Report how many lines in the records hold the string "content"; give the number and nothing else.

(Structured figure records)
*****
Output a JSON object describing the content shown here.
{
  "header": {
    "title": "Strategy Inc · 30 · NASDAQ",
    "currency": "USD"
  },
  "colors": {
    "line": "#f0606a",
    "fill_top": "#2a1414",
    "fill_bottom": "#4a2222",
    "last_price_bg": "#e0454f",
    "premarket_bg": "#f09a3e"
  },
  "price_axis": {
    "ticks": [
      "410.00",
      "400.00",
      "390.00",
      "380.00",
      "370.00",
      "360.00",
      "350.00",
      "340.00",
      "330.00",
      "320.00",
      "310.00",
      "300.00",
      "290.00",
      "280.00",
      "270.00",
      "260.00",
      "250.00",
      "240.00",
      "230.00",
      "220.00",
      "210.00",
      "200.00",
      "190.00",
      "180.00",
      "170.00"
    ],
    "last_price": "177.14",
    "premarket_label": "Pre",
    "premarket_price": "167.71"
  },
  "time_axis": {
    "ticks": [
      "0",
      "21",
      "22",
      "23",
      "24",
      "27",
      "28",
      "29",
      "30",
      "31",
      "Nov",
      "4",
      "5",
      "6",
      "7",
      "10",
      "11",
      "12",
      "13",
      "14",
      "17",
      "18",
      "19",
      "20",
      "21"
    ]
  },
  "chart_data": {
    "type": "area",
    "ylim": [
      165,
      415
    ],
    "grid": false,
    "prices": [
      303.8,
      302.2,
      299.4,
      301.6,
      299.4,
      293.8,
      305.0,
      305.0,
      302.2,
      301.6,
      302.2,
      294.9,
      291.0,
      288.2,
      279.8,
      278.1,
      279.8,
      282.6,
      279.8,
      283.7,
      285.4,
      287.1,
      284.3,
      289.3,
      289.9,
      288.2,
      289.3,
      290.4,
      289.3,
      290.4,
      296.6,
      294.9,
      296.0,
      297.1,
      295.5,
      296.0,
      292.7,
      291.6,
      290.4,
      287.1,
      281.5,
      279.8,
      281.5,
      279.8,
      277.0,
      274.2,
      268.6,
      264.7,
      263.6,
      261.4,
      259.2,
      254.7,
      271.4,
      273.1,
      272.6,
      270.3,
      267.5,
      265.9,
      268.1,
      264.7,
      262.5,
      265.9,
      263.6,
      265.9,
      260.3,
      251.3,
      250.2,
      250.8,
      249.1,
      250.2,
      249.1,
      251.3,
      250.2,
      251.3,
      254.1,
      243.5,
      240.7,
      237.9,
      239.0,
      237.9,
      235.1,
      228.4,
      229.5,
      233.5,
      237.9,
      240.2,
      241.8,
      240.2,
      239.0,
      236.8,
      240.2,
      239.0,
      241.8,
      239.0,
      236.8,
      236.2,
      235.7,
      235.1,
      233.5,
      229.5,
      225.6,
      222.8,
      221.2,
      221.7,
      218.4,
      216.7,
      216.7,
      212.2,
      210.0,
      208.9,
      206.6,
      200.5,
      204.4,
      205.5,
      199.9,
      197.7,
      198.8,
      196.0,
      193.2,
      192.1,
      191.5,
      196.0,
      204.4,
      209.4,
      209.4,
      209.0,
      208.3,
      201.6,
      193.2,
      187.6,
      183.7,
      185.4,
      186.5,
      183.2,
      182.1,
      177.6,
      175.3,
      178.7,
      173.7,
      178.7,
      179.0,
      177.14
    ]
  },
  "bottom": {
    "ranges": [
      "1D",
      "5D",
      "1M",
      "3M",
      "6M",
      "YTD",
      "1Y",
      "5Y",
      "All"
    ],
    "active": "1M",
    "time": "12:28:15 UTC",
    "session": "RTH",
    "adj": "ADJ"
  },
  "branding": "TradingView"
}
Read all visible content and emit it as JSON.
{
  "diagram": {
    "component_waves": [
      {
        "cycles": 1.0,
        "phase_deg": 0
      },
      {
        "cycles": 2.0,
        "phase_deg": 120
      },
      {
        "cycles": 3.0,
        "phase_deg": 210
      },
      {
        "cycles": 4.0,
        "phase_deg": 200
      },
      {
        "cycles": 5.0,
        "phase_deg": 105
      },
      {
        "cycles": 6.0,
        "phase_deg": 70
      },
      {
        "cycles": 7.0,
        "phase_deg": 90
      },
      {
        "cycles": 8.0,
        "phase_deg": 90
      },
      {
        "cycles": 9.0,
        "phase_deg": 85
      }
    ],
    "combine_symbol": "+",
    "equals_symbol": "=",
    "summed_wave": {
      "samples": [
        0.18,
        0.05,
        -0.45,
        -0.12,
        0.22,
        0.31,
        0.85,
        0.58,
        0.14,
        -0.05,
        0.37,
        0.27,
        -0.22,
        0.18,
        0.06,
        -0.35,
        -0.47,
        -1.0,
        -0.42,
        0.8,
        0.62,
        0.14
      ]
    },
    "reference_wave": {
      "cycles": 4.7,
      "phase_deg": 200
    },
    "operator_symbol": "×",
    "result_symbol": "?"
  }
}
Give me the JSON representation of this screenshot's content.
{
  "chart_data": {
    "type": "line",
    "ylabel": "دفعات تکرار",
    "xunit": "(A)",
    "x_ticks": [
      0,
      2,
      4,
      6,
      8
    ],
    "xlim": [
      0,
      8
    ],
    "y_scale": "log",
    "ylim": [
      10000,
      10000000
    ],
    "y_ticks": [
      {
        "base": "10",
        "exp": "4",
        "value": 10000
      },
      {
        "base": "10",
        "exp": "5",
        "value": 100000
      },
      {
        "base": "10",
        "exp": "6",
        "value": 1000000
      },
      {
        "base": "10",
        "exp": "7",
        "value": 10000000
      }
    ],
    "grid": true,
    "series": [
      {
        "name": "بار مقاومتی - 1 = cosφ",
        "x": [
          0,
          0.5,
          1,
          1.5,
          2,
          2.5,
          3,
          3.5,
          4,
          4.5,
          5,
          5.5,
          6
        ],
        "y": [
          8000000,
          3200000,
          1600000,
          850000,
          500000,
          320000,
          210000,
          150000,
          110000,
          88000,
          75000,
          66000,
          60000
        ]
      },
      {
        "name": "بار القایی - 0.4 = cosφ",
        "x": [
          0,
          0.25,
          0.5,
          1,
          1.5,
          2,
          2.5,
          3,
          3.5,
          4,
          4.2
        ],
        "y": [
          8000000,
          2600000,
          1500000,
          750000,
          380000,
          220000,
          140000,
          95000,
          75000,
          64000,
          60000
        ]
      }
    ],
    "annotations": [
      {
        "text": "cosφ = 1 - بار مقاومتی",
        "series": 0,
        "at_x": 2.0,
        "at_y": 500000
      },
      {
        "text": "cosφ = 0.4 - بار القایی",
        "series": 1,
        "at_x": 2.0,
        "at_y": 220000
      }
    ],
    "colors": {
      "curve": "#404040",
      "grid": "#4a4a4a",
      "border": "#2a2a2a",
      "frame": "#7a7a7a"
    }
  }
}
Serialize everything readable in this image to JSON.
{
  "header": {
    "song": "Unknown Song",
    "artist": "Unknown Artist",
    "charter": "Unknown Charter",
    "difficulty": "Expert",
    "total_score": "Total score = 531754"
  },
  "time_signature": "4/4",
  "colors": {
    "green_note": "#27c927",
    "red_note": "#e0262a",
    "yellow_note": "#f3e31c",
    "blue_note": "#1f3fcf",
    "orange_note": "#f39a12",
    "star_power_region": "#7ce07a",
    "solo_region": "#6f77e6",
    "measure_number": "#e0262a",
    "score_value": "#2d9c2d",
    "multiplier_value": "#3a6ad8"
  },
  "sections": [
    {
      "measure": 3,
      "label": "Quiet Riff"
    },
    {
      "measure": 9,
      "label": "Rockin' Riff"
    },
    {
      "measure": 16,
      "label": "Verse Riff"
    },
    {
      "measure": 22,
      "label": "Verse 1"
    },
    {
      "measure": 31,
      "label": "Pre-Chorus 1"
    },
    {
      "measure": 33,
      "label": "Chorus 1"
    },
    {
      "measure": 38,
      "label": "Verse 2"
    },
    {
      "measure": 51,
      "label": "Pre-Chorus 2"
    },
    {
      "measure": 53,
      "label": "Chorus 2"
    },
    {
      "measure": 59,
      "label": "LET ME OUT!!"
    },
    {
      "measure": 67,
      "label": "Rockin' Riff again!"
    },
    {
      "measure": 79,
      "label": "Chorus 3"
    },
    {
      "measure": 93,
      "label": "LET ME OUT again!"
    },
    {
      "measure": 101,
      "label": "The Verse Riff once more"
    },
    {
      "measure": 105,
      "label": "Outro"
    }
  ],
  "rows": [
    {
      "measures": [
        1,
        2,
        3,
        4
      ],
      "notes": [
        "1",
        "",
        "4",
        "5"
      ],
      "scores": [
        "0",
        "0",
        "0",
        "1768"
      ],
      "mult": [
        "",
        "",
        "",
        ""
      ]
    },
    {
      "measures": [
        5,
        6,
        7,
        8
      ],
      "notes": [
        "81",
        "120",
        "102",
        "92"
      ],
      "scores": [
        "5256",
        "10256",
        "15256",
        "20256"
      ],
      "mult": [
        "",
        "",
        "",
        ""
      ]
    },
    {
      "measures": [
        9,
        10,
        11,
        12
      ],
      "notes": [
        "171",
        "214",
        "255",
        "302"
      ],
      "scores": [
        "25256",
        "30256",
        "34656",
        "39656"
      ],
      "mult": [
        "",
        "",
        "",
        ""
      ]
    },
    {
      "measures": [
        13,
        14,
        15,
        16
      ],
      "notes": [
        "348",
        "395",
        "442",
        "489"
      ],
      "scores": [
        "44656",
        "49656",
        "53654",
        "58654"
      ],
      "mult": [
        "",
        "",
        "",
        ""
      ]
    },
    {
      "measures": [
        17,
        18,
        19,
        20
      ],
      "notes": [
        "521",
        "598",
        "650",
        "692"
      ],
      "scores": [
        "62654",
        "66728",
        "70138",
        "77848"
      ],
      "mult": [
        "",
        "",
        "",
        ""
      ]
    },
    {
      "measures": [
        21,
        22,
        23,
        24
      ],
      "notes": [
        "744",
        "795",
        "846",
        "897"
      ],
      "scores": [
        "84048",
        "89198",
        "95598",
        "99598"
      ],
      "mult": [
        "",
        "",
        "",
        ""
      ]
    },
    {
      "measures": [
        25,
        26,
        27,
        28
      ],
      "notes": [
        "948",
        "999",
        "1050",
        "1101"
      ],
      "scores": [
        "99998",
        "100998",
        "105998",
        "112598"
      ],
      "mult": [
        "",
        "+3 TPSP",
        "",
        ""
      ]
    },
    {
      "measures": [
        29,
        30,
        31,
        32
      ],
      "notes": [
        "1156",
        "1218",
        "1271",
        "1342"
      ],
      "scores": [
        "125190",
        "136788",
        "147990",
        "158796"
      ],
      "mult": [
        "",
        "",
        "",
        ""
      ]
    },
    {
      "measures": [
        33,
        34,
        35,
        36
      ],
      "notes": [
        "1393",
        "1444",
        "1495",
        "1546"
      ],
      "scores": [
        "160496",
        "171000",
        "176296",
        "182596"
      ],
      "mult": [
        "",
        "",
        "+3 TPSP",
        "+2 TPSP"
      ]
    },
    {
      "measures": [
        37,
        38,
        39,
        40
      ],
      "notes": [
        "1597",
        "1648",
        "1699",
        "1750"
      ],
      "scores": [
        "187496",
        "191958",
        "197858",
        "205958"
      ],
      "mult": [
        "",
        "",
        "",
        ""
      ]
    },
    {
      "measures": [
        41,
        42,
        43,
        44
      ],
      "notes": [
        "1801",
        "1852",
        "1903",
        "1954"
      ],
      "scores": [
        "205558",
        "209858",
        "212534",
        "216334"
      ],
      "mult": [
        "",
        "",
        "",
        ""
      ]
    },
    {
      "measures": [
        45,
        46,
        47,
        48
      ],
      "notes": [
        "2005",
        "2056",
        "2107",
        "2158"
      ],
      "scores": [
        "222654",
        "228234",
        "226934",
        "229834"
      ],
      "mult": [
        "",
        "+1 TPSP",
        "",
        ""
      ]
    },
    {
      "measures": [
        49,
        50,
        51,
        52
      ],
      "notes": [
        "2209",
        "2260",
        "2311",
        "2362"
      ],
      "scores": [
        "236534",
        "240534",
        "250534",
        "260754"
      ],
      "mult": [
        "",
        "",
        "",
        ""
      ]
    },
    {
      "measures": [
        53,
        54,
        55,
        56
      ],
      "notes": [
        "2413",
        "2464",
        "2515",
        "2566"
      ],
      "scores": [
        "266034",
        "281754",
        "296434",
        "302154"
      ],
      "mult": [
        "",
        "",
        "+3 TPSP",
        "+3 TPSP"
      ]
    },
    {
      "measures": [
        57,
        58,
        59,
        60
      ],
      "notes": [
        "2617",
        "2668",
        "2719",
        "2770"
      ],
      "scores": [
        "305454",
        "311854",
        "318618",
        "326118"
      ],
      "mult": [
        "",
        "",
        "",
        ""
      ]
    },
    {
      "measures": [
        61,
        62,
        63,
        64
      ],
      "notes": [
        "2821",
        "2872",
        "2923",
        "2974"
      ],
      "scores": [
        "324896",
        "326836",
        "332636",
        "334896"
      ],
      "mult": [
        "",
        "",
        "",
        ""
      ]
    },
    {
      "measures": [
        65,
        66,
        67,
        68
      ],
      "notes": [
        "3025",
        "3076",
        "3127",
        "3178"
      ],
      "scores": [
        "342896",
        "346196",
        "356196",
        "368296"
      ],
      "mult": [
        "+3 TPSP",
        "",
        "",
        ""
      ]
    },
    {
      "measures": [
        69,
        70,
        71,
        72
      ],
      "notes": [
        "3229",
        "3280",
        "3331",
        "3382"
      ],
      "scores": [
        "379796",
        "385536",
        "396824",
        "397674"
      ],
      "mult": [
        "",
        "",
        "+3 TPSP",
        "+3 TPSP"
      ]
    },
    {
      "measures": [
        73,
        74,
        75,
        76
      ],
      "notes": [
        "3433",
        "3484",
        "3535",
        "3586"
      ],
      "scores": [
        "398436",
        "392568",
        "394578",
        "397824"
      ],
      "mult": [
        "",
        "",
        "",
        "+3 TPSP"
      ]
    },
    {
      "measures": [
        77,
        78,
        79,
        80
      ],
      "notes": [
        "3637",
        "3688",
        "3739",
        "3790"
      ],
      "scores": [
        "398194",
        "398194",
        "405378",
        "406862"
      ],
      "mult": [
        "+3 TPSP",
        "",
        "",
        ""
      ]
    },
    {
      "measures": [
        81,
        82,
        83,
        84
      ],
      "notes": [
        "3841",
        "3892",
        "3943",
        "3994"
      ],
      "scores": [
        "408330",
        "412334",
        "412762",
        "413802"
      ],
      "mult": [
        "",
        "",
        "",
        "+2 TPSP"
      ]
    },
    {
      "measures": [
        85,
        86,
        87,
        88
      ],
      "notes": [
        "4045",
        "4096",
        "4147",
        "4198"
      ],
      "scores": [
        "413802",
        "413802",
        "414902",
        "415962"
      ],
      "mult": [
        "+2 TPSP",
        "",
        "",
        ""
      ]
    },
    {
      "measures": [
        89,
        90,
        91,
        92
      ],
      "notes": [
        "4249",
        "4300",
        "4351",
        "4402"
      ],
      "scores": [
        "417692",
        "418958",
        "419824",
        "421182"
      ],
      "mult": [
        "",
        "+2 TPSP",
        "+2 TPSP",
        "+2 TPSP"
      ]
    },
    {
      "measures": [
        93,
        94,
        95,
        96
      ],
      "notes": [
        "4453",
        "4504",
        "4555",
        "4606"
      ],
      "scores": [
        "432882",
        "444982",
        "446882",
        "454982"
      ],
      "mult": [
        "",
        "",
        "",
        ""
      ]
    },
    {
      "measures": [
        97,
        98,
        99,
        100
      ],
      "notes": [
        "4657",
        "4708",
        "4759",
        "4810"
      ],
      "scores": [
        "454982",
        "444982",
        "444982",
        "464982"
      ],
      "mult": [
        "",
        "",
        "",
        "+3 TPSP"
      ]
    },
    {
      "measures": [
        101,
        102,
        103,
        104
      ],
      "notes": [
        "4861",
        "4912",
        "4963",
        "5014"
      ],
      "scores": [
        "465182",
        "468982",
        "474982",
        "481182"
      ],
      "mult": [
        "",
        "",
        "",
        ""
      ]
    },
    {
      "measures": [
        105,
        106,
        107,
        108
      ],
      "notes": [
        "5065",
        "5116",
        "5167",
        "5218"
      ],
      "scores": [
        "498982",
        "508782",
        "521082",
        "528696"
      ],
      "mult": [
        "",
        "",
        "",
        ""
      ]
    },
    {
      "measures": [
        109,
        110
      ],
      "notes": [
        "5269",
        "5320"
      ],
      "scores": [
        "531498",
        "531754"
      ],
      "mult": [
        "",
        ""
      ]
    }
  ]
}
*****
* Correct result: 3